* **Task to complete**
State only how many lines contain the string "Latest".

* **Extracted entries**
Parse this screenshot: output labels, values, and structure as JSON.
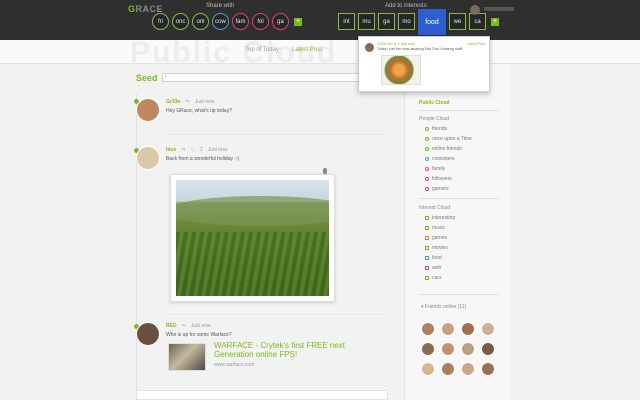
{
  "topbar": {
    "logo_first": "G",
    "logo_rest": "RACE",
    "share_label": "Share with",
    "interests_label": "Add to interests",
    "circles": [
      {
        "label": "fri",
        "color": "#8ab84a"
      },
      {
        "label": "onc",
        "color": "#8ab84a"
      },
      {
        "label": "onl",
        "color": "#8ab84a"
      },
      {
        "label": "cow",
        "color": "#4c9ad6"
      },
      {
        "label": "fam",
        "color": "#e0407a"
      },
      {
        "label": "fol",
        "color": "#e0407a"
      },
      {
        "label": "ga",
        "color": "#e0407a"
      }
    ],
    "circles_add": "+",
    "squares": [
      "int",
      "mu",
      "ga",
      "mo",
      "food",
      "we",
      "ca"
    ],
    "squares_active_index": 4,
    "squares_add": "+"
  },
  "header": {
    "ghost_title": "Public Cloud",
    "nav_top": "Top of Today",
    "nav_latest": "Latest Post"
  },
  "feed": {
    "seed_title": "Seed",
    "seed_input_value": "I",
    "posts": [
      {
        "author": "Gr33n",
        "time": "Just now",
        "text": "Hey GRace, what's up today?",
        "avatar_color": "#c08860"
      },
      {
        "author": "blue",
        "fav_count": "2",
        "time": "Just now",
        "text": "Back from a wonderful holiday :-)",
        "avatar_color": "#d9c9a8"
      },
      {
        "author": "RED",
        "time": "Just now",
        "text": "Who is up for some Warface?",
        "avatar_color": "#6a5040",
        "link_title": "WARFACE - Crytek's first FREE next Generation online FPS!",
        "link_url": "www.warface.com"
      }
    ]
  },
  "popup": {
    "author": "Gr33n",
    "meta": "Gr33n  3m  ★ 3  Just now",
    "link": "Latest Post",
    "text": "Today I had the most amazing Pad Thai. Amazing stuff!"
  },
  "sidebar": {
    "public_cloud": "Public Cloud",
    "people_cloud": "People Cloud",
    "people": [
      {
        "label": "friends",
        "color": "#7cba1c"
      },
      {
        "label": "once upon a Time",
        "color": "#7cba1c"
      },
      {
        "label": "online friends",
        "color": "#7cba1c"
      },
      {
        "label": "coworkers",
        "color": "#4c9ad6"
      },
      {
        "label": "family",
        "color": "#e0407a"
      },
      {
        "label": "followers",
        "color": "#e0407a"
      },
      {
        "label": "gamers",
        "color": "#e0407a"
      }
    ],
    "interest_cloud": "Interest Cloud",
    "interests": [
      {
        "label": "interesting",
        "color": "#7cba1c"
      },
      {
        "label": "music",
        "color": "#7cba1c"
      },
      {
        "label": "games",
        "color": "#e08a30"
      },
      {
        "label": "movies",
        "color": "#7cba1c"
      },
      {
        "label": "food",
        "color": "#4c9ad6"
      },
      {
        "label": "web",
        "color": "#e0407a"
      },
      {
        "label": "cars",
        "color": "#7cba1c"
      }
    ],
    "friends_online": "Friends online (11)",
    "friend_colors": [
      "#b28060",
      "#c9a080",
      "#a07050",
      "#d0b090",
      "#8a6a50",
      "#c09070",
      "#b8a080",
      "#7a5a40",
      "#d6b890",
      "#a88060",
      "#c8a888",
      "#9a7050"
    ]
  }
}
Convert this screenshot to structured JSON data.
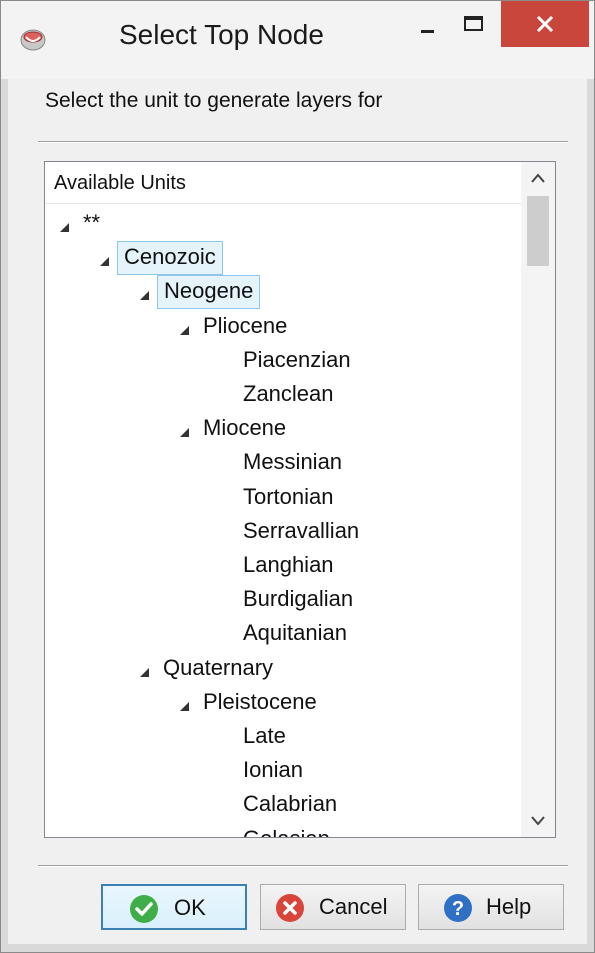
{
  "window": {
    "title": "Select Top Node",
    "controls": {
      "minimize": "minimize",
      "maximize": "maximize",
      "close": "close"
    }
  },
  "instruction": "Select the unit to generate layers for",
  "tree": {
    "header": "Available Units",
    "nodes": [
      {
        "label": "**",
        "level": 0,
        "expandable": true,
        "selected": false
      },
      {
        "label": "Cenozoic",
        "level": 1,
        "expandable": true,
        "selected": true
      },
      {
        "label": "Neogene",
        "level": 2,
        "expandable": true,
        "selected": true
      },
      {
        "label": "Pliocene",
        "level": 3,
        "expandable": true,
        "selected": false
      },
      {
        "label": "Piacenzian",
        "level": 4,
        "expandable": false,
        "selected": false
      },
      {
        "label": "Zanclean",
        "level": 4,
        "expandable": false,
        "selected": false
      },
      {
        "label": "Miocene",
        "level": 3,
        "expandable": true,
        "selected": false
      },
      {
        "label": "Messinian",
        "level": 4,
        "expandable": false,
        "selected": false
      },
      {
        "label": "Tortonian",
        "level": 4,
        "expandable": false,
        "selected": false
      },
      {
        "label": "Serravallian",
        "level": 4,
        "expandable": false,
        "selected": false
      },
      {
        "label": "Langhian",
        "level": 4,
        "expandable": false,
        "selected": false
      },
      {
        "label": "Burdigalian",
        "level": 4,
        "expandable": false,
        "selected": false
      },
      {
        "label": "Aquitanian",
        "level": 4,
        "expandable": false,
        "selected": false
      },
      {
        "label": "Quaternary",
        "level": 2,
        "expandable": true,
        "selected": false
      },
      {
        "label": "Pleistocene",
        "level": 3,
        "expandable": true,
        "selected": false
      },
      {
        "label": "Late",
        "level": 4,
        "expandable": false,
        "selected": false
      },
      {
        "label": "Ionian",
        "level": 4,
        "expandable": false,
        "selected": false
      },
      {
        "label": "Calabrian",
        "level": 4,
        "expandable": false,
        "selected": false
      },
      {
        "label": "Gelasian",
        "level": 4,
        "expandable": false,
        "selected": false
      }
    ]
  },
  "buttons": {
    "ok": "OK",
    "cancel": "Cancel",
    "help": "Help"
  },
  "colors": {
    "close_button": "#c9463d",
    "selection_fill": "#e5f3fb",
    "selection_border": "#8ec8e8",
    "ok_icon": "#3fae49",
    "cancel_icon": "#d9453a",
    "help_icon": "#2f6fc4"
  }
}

* **Reply to the exercise**
2